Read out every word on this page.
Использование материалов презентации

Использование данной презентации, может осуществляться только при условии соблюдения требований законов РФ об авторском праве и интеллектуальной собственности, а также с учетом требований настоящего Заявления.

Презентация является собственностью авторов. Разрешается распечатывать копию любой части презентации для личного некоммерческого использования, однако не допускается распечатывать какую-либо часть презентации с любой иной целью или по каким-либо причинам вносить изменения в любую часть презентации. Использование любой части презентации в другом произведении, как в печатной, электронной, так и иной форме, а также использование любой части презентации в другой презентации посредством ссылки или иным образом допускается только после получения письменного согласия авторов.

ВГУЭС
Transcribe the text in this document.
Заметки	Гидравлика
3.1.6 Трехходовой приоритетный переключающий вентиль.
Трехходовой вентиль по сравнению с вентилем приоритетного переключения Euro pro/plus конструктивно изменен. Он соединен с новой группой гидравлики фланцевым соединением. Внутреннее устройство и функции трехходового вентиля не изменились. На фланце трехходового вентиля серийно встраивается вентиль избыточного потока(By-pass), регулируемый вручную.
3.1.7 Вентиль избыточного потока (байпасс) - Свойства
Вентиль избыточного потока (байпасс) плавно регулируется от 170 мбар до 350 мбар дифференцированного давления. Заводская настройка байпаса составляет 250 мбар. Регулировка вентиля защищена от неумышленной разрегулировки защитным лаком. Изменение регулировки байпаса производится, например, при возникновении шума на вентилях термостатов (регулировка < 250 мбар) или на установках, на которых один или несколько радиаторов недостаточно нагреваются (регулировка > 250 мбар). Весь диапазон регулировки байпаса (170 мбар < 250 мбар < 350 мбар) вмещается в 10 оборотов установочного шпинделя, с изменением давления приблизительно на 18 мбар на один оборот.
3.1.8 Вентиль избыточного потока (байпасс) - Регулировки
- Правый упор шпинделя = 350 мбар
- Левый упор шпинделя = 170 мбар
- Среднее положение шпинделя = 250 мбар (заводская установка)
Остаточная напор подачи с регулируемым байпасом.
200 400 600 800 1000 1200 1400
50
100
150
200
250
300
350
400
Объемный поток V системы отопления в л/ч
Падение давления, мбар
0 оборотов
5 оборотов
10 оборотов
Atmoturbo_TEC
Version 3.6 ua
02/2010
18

- Task to carry out
Copy out the material above in its entirety. Every detail must match.

- Response for this exercise
Read out every word on this page.
Использование материалов презентации

Использование данной презентации, может осуществляться только при условии соблюдения требований законов РФ об авторском праве и интеллектуальной собственности, а также с учетом требований настоящего Заявления.

Презентация является собственностью авторов. Разрешается распечатывать копию любой части презентации для личного некоммерческого использования, однако не допускается распечатывать какую-либо часть презентации с любой иной целью или по каким-либо причинам вносить изменения в любую часть презентации. Использование любой части презентации в другом произведении, как в печатной, электронной, так и иной форме, а также использование любой части презентации в другой презентации посредством ссылки или иным образом допускается только после получения письменного согласия авторов.

ВГУЭС
Transcribe the text in this document.
Заметки	Гидравлика
3.1.6 Трехходовой приоритетный переключающий вентиль.
Трехходовой вентиль по сравнению с вентилем приоритетного переключения Euro pro/plus конструктивно изменен. Он соединен с новой группой гидравлики фланцевым соединением. Внутреннее устройство и функции трехходового вентиля не изменились. На фланце трехходового вентиля серийно встраивается вентиль избыточного потока(By-pass), регулируемый вручную.
3.1.7 Вентиль избыточного потока (байпасс) - Свойства
Вентиль избыточного потока (байпасс) плавно регулируется от 170 мбар до 350 мбар дифференцированного давления. Заводская настройка байпаса составляет 250 мбар. Регулировка вентиля защищена от неумышленной разрегулировки защитным лаком. Изменение регулировки байпаса производится, например, при возникновении шума на вентилях термостатов (регулировка < 250 мбар) или на установках, на которых один или несколько радиаторов недостаточно нагреваются (регулировка > 250 мбар). Весь диапазон регулировки байпаса (170 мбар < 250 мбар < 350 мбар) вмещается в 10 оборотов установочного шпинделя, с изменением давления приблизительно на 18 мбар на один оборот.
3.1.8 Вентиль избыточного потока (байпасс) - Регулировки
- Правый упор шпинделя = 350 мбар
- Левый упор шпинделя = 170 мбар
- Среднее положение шпинделя = 250 мбар (заводская установка)
Остаточная напор подачи с регулируемым байпасом.
200 400 600 800 1000 1200 1400
50
100
150
200
250
300
350
400
Объемный поток V системы отопления в л/ч
Падение давления, мбар
0 оборотов
5 оборотов
10 оборотов
Atmoturbo_TEC
Version 3.6 ua
02/2010
18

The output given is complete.